Learning about biology and human disease from lemurs

For the past six years, a team of researchers from Stanford has been foraging the jungle in Madagascar, catching mouse lemurs and sampling the blood of the small primates before releasing them back into the wild.

Lemurs, it turns out, suffer from many of the ailments that humans do, like obesity, high cholesterol and cardiovascular problems. And many of the animals carry genetic traits for these ailments, making them natural models for studying primate biology and disease and developing new treatments that could benefit people as well as lemurs, Stanford researchers have found.

"I think mouse lemurs have great potential for our understanding of primate biology, behavior and conservation, in the same way that fruit flies and mice over the last 30 or 40 years have transformed our understanding of developmental biology and many other areas of biology and medicine," said Stanford's Mark Krasnow, MD, PhD. "Some of the most fascinating and important questions that need to be answered are primate-specific. For those, we really need something besides humans to complement the work that has been done in fruit flies and mice."

The first report on his team's work with lemurs, the world's smallest primates, appears in today's issue of the journal Genetics.

The project was born out of Krasnow's frustration with mouse models, which can be useful but don't always reflect aspects of human biology and disease. Mice, after all, are a long way genetically from people. So Krasnow asked three of his summer interns to look for a better model. By the end of the summer, they'd identified the lemur as an ideal candidate, as these animals are small (about double the size of a mouse), abundant, quick to develop and docile enough to make them easy to study. And because they are primates, they develop some of the same neurologic conditions, such as Alzheimer's and eye problems, that impact people and could help in the understanding of these disorders, according to Stanford veterinarian Megan Albertelli, PhD, DVM, a member of the team.
-.-.-
== THINGS TO DO ==
1) From the piece on mouse lemurs above, return everything from "Learning about biology" down to "researchers have found.", copied word for word.
2) Resume the piece on mouse lemurs as research models from the point where it stops.
The lines that come after this note have nothing to do with what is asked here.
-.-.-
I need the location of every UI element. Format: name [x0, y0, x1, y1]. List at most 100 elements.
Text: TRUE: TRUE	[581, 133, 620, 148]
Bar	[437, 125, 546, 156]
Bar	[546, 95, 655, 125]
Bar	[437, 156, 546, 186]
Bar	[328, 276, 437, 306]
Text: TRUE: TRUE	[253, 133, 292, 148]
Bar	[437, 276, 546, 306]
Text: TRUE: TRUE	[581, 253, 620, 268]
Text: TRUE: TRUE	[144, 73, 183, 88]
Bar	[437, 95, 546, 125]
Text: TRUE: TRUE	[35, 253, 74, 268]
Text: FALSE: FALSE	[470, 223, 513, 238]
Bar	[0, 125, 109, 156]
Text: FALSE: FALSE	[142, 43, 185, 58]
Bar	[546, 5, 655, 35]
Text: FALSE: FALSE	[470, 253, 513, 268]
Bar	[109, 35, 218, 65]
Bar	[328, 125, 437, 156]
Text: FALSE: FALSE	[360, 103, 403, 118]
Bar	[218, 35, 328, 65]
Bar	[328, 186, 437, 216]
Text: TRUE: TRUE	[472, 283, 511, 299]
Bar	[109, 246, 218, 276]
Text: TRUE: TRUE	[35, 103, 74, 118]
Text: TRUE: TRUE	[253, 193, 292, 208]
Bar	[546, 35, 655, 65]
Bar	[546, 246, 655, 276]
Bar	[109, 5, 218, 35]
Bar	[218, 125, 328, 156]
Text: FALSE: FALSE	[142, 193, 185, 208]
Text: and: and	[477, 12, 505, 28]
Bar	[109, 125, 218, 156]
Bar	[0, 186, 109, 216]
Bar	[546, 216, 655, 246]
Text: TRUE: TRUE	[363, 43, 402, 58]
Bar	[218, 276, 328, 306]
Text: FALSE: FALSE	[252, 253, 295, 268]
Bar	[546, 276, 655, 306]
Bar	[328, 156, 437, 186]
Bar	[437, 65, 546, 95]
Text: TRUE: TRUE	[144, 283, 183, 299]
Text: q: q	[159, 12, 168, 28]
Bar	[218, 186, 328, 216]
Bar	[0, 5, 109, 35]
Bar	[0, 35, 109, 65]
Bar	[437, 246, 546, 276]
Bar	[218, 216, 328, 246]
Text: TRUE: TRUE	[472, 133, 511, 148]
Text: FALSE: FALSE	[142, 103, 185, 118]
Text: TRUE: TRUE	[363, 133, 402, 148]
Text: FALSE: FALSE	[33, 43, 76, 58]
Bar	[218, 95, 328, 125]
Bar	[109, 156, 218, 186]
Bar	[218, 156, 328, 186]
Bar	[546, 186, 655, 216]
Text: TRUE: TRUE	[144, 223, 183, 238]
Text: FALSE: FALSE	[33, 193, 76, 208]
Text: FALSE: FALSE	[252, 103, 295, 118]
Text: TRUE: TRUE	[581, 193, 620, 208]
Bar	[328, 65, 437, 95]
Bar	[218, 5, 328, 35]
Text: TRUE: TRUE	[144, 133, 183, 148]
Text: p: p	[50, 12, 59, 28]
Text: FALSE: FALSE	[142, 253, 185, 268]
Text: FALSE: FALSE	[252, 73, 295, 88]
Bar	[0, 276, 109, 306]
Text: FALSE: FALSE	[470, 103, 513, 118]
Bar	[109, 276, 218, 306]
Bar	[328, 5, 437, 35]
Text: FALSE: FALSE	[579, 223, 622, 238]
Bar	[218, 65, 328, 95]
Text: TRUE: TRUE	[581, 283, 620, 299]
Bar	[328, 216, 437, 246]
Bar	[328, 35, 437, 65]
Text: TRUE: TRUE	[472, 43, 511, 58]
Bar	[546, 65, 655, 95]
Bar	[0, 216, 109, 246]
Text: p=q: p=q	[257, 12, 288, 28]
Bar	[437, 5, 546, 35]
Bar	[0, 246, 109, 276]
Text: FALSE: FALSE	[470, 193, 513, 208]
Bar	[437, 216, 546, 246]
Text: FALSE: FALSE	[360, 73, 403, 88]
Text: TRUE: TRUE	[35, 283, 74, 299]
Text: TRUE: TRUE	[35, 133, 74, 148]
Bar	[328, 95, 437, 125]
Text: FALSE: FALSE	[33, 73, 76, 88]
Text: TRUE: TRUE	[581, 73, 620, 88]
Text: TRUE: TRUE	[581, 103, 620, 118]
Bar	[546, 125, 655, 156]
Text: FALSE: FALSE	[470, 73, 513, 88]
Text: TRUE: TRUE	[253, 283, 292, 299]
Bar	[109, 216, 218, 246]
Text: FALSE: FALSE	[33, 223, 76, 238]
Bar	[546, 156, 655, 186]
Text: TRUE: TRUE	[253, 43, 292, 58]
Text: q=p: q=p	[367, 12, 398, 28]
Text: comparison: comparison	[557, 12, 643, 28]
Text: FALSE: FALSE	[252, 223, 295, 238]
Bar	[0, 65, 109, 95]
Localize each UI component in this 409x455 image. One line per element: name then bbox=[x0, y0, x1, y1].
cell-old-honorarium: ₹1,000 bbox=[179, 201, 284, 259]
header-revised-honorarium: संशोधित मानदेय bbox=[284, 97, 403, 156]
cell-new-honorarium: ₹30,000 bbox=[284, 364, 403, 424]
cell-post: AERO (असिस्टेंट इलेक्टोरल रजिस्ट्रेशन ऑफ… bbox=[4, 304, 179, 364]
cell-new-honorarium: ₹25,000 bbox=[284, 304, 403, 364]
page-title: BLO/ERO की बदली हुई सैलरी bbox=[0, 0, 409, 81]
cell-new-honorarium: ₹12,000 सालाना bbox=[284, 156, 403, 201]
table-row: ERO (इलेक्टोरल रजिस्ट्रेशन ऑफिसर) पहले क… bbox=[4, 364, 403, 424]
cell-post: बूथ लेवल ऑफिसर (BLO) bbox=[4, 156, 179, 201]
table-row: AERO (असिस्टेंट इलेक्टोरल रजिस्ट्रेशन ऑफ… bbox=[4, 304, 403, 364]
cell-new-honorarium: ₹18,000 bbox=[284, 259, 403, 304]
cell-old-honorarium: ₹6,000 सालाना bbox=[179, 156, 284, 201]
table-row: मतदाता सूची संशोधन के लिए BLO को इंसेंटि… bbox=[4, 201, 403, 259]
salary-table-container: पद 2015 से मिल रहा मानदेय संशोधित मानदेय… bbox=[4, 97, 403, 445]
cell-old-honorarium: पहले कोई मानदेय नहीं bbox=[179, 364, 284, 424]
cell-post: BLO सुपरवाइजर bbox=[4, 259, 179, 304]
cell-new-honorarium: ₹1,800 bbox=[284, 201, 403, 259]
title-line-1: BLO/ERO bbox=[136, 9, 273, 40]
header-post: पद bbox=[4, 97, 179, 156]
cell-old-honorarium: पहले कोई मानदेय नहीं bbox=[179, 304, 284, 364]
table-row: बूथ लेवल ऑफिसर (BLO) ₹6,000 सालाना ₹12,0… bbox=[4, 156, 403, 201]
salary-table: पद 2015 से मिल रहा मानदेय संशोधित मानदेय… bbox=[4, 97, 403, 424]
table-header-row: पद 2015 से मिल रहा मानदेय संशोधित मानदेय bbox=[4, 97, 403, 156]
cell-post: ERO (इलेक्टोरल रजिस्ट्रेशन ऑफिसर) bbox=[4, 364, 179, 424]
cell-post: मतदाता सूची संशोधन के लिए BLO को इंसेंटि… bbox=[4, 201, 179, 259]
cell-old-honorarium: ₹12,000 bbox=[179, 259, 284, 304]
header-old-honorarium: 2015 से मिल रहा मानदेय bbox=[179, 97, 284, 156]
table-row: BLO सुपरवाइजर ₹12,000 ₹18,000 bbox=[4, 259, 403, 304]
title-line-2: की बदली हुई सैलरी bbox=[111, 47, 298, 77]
-.-.-
== EXERCISE ANSWERS ==
1)
Learning about biology and human disease from lemurs

For the past six years, a team of researchers from Stanford has been foraging the jungle in Madagascar, catching mouse lemurs and sampling the blood of the small primates before releasing them back into the wild.

Lemurs, it turns out, suffer from many of the ailments that humans do, like obesity, high cholesterol and cardiovascular problems. And many of the animals carry genetic traits for these ailments, making them natural models for studying primate biology and disease and developing new treatments that could benefit people as well as lemurs, Stanford researchers have found.

2)
"I saw that they were promising models for Alzheimer's disease," she told me "Alzheimer's is a condition that is hard to model in other animal species, so that was very exciting."

Working in a Stanford-funded lab in the island nation, the researchers already have identified more than 20 mouse lemurs with distinct genetic traits, including obesity, high cholesterol, high blood sugar, cardiac arrhythmias, progressive eye disease and motor and personality disorders, the researchers report.  So instead of having to create "knockout" mice - animals with customized genes - researchers could study naturally occurring variants found among the animals in the wild, Krasnow said.

He and other Stanford scientists are also teaching Malagasy youngsters about the unique biology and ecology of Madagascar, considered one of the world's leading "hotspots," and training these youth to be the scientists of the future.

"We are trying to do this in a way that is respectful and will help the lemurs and people of Madagascar, while enlightening many aspects of primary biology and human disease," he said.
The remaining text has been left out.